◆ **The problem**
Exclude any images and output the remaining records exactly.
>> Start Data entries
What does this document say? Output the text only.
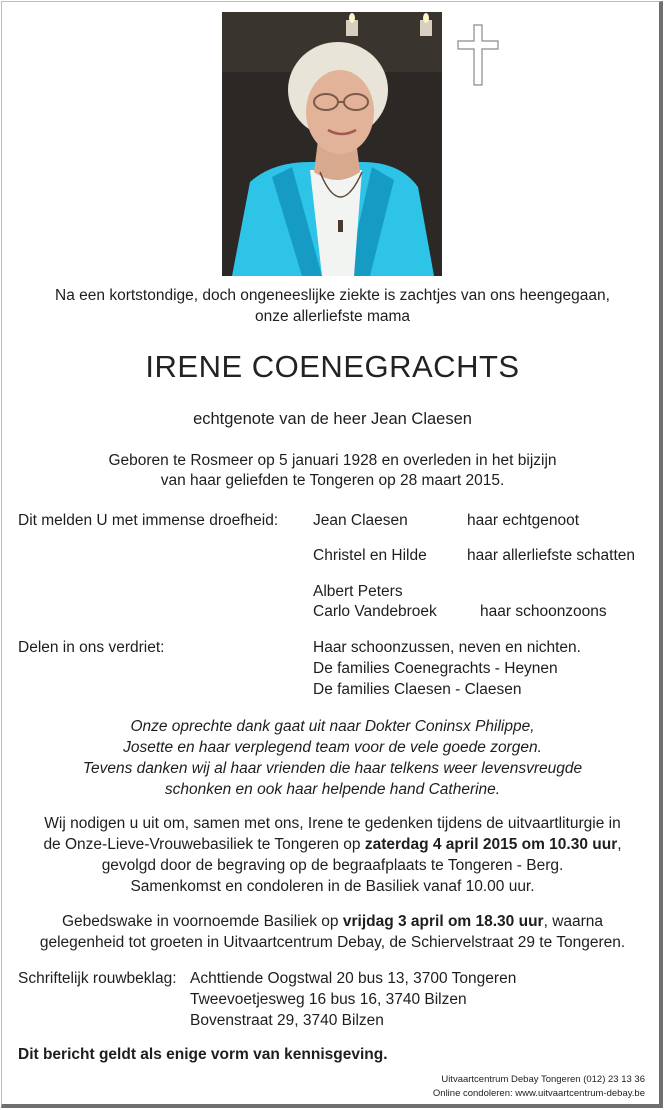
Na een kortstondige, doch ongeneeslijke ziekte is zachtjes van ons heengegaan,
onze allerliefste mama
IRENE COENEGRACHTS
echtgenote van de heer Jean Claesen
Geboren te Rosmeer op 5 januari 1928 en overleden in het bijzijn
van haar geliefden te Tongeren op 28 maart 2015.
Dit melden U met immense droefheid: Jean Claesen	haar echtgenoot
Christel en Hilde	haar allerliefste schatten
Albert Peters
Carlo Vandebroek	haar schoonzoons
Delen in ons verdriet:	Haar schoonzussen, neven en nichten.
De families Coenegrachts - Heynen
De families Claesen - Claesen
Onze oprechte dank gaat uit naar Dokter Coninsx Philippe,
Josette en haar verplegend team voor de vele goede zorgen.
Tevens danken wij al haar vrienden die haar telkens weer levensvreugde
schonken en ook haar helpende hand Catherine.
Wij nodigen u uit om, samen met ons, Irene te gedenken tijdens de uitvaartliturgie in
de Onze-Lieve-Vrouwebasiliek te Tongeren op zaterdag 4 april 2015 om 10.30 uur,
gevolgd door de begraving op de begraafplaats te Tongeren - Berg.
Samenkomst en condoleren in de Basiliek vanaf 10.00 uur.
Gebedswake in voornoemde Basiliek op vrijdag 3 april om 18.30 uur, waarna
gelegenheid tot groeten in Uitvaartcentrum Debay, de Schiervelstraat 29 te Tongeren.
Schriftelijk rouwbeklag: Achttiende Oogstwal 20 bus 13, 3700 Tongeren
Tweevoetjesweg 16 bus 16, 3740 Bilzen
Bovenstraat 29, 3740 Bilzen
Dit bericht geldt als enige vorm van kennisgeving.
Uitvaartcentrum Debay Tongeren (012) 23 13 36
Online condoleren: www.uitvaartcentrum-debay.be
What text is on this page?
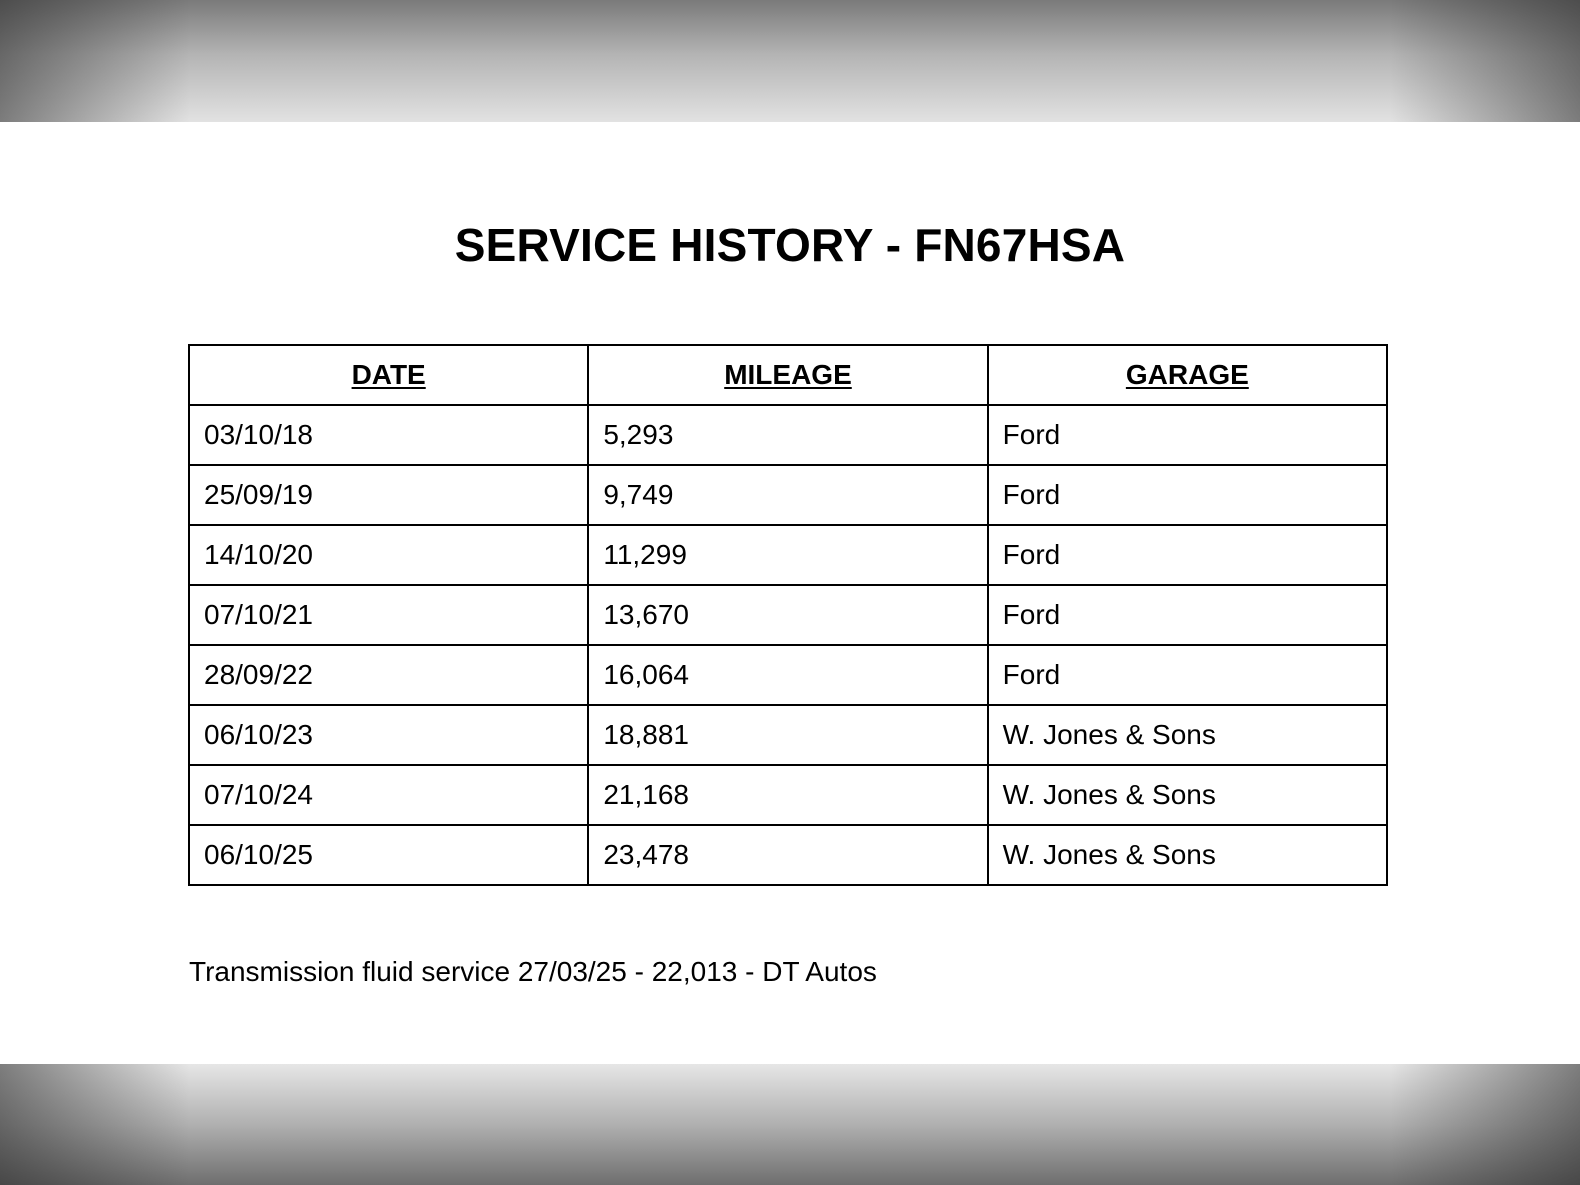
SERVICE HISTORY - FN67HSA
DATE	MILEAGE	GARAGE
03/10/18	5,293	Ford
25/09/19	9,749	Ford
14/10/20	11,299	Ford
07/10/21	13,670	Ford
28/09/22	16,064	Ford
06/10/23	18,881	W. Jones & Sons
07/10/24	21,168	W. Jones & Sons
06/10/25	23,478	W. Jones & Sons

Transmission fluid service 27/03/25 - 22,013 - DT Autos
>> End Data entries
◆ **Task response**
What does this document say? Output the text only.
Na een kortstondige, doch ongeneeslijke ziekte is zachtjes van ons heengegaan,
onze allerliefste mama
IRENE COENEGRACHTS
echtgenote van de heer Jean Claesen
Geboren te Rosmeer op 5 januari 1928 en overleden in het bijzijn
van haar geliefden te Tongeren op 28 maart 2015.
Dit melden U met immense droefheid: Jean Claesen	haar echtgenoot
Christel en Hilde	haar allerliefste schatten
Albert Peters
Carlo Vandebroek	haar schoonzoons
Delen in ons verdriet:	Haar schoonzussen, neven en nichten.
De families Coenegrachts - Heynen
De families Claesen - Claesen
Onze oprechte dank gaat uit naar Dokter Coninsx Philippe,
Josette en haar verplegend team voor de vele goede zorgen.
Tevens danken wij al haar vrienden die haar telkens weer levensvreugde
schonken en ook haar helpende hand Catherine.
Wij nodigen u uit om, samen met ons, Irene te gedenken tijdens de uitvaartliturgie in
de Onze-Lieve-Vrouwebasiliek te Tongeren op zaterdag 4 april 2015 om 10.30 uur,
gevolgd door de begraving op de begraafplaats te Tongeren - Berg.
Samenkomst en condoleren in de Basiliek vanaf 10.00 uur.
Gebedswake in voornoemde Basiliek op vrijdag 3 april om 18.30 uur, waarna
gelegenheid tot groeten in Uitvaartcentrum Debay, de Schiervelstraat 29 te Tongeren.
Schriftelijk rouwbeklag: Achttiende Oogstwal 20 bus 13, 3700 Tongeren
Tweevoetjesweg 16 bus 16, 3740 Bilzen
Bovenstraat 29, 3740 Bilzen
Dit bericht geldt als enige vorm van kennisgeving.
Uitvaartcentrum Debay Tongeren (012) 23 13 36
Online condoleren: www.uitvaartcentrum-debay.be
What text is on this page?
SERVICE HISTORY - FN67HSA
DATE	MILEAGE	GARAGE
03/10/18	5,293	Ford
25/09/19	9,749	Ford
14/10/20	11,299	Ford
07/10/21	13,670	Ford
28/09/22	16,064	Ford
06/10/23	18,881	W. Jones & Sons
07/10/24	21,168	W. Jones & Sons
06/10/25	23,478	W. Jones & Sons

Transmission fluid service 27/03/25 - 22,013 - DT Autos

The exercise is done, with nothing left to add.